*Requirement*: Every line of the records below should be restated exactly.

*Record set*:
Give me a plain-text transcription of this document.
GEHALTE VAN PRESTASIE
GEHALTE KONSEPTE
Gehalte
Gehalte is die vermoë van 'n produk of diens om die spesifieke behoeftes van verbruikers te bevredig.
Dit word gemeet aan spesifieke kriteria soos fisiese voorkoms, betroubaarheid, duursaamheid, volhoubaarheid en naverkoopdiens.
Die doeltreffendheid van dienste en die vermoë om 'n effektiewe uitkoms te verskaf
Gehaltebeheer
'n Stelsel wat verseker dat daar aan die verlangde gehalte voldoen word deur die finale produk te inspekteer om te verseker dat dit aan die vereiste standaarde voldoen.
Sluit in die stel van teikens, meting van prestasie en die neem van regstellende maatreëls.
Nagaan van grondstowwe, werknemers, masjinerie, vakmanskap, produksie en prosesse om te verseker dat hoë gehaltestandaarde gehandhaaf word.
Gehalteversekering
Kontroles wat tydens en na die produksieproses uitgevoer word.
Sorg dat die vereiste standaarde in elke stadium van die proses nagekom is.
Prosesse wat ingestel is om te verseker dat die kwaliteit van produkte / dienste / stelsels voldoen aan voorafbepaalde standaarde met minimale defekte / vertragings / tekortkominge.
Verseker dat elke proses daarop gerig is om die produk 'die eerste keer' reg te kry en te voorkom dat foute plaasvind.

*Final result*:
Give me a plain-text transcription of this document.
GEHALTE VAN PRESTASIE
GEHALTE KONSEPTE
Gehalte
Gehalte is die vermoë van 'n produk of diens om die spesifieke behoeftes van verbruikers te bevredig.
Dit word gemeet aan spesifieke kriteria soos fisiese voorkoms, betroubaarheid, duursaamheid, volhoubaarheid en naverkoopdiens.
Die doeltreffendheid van dienste en die vermoë om 'n effektiewe uitkoms te verskaf
Gehaltebeheer
'n Stelsel wat verseker dat daar aan die verlangde gehalte voldoen word deur die finale produk te inspekteer om te verseker dat dit aan die vereiste standaarde voldoen.
Sluit in die stel van teikens, meting van prestasie en die neem van regstellende maatreëls.
Nagaan van grondstowwe, werknemers, masjinerie, vakmanskap, produksie en prosesse om te verseker dat hoë gehaltestandaarde gehandhaaf word.
Gehalteversekering
Kontroles wat tydens en na die produksieproses uitgevoer word.
Sorg dat die vereiste standaarde in elke stadium van die proses nagekom is.
Prosesse wat ingestel is om te verseker dat die kwaliteit van produkte / dienste / stelsels voldoen aan voorafbepaalde standaarde met minimale defekte / vertragings / tekortkominge.
Verseker dat elke proses daarop gerig is om die produk 'die eerste keer' reg te kry en te voorkom dat foute plaasvind.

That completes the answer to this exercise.